--- TASK BRIEF ---
Reproduce each record exactly.
===== DATA IN THIS EXERCISE
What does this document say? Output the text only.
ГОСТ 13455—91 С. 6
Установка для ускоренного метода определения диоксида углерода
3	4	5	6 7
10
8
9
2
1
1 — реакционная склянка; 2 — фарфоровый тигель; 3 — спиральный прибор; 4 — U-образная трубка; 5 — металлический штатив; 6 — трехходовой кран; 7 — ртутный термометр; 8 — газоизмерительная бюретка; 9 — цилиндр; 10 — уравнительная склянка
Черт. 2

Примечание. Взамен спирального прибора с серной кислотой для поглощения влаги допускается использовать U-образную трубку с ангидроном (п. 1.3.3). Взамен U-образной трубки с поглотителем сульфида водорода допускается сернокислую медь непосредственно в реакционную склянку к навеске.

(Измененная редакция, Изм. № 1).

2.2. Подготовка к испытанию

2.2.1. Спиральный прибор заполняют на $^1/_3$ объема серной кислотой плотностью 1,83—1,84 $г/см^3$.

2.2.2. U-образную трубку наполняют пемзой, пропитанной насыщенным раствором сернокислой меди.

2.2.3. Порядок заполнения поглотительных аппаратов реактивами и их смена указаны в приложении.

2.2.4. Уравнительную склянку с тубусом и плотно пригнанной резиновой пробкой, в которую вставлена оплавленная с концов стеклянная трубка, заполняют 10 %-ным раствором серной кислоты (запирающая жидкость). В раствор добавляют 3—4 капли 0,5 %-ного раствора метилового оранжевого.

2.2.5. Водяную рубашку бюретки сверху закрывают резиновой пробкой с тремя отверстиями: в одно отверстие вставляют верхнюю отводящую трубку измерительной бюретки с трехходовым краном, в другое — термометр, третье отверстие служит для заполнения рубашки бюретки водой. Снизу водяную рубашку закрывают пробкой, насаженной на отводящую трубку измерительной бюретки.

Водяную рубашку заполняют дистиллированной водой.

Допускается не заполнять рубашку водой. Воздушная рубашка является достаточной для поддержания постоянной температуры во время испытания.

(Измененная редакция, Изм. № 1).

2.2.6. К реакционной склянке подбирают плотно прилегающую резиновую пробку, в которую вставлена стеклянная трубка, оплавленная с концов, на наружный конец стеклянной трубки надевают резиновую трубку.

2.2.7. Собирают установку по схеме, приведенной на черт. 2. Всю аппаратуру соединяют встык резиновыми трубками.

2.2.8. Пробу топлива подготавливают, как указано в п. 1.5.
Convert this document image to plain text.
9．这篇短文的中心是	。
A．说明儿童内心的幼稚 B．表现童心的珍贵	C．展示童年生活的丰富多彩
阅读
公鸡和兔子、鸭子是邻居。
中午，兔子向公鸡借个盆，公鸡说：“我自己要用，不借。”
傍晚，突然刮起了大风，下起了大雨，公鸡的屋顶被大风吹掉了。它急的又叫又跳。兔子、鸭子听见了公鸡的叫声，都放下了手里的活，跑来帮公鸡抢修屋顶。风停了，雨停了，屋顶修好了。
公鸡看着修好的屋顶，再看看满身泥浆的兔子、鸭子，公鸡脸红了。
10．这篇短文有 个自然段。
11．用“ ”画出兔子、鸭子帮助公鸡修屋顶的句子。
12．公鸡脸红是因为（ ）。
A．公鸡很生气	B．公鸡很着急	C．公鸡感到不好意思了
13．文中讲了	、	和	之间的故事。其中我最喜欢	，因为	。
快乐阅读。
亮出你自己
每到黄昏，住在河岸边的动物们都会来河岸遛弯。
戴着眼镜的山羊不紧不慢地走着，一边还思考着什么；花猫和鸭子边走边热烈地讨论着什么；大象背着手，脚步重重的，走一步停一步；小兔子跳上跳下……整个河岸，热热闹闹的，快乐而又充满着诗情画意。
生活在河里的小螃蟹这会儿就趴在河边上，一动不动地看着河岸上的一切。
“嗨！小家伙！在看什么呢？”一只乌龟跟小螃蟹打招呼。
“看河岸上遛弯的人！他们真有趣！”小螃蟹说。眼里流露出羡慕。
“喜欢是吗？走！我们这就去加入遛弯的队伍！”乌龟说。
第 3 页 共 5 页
==========
--- REPLY ---
What does this document say? Output the text only.
ГОСТ 13455—91 С. 6
Установка для ускоренного метода определения диоксида углерода
3	4	5	6 7
10
8
9
2
1
1 — реакционная склянка; 2 — фарфоровый тигель; 3 — спиральный прибор; 4 — U-образная трубка; 5 — металлический штатив; 6 — трехходовой кран; 7 — ртутный термометр; 8 — газоизмерительная бюретка; 9 — цилиндр; 10 — уравнительная склянка
Черт. 2

Примечание. Взамен спирального прибора с серной кислотой для поглощения влаги допускается использовать U-образную трубку с ангидроном (п. 1.3.3). Взамен U-образной трубки с поглотителем сульфида водорода допускается сернокислую медь непосредственно в реакционную склянку к навеске.

(Измененная редакция, Изм. № 1).

2.2. Подготовка к испытанию

2.2.1. Спиральный прибор заполняют на $^1/_3$ объема серной кислотой плотностью 1,83—1,84 $г/см^3$.

2.2.2. U-образную трубку наполняют пемзой, пропитанной насыщенным раствором сернокислой меди.

2.2.3. Порядок заполнения поглотительных аппаратов реактивами и их смена указаны в приложении.

2.2.4. Уравнительную склянку с тубусом и плотно пригнанной резиновой пробкой, в которую вставлена оплавленная с концов стеклянная трубка, заполняют 10 %-ным раствором серной кислоты (запирающая жидкость). В раствор добавляют 3—4 капли 0,5 %-ного раствора метилового оранжевого.

2.2.5. Водяную рубашку бюретки сверху закрывают резиновой пробкой с тремя отверстиями: в одно отверстие вставляют верхнюю отводящую трубку измерительной бюретки с трехходовым краном, в другое — термометр, третье отверстие служит для заполнения рубашки бюретки водой. Снизу водяную рубашку закрывают пробкой, насаженной на отводящую трубку измерительной бюретки.

Водяную рубашку заполняют дистиллированной водой.

Допускается не заполнять рубашку водой. Воздушная рубашка является достаточной для поддержания постоянной температуры во время испытания.

(Измененная редакция, Изм. № 1).

2.2.6. К реакционной склянке подбирают плотно прилегающую резиновую пробку, в которую вставлена стеклянная трубка, оплавленная с концов, на наружный конец стеклянной трубки надевают резиновую трубку.

2.2.7. Собирают установку по схеме, приведенной на черт. 2. Всю аппаратуру соединяют встык резиновыми трубками.

2.2.8. Пробу топлива подготавливают, как указано в п. 1.5.
Convert this document image to plain text.
9．这篇短文的中心是	。
A．说明儿童内心的幼稚 B．表现童心的珍贵	C．展示童年生活的丰富多彩
阅读
公鸡和兔子、鸭子是邻居。
中午，兔子向公鸡借个盆，公鸡说：“我自己要用，不借。”
傍晚，突然刮起了大风，下起了大雨，公鸡的屋顶被大风吹掉了。它急的又叫又跳。兔子、鸭子听见了公鸡的叫声，都放下了手里的活，跑来帮公鸡抢修屋顶。风停了，雨停了，屋顶修好了。
公鸡看着修好的屋顶，再看看满身泥浆的兔子、鸭子，公鸡脸红了。
10．这篇短文有 个自然段。
11．用“ ”画出兔子、鸭子帮助公鸡修屋顶的句子。
12．公鸡脸红是因为（ ）。
A．公鸡很生气	B．公鸡很着急	C．公鸡感到不好意思了
13．文中讲了	、	和	之间的故事。其中我最喜欢	，因为	。
快乐阅读。
亮出你自己
每到黄昏，住在河岸边的动物们都会来河岸遛弯。
戴着眼镜的山羊不紧不慢地走着，一边还思考着什么；花猫和鸭子边走边热烈地讨论着什么；大象背着手，脚步重重的，走一步停一步；小兔子跳上跳下……整个河岸，热热闹闹的，快乐而又充满着诗情画意。
生活在河里的小螃蟹这会儿就趴在河边上，一动不动地看着河岸上的一切。
“嗨！小家伙！在看什么呢？”一只乌龟跟小螃蟹打招呼。
“看河岸上遛弯的人！他们真有趣！”小螃蟹说。眼里流露出羡慕。
“喜欢是吗？走！我们这就去加入遛弯的队伍！”乌龟说。
第 3 页 共 5 页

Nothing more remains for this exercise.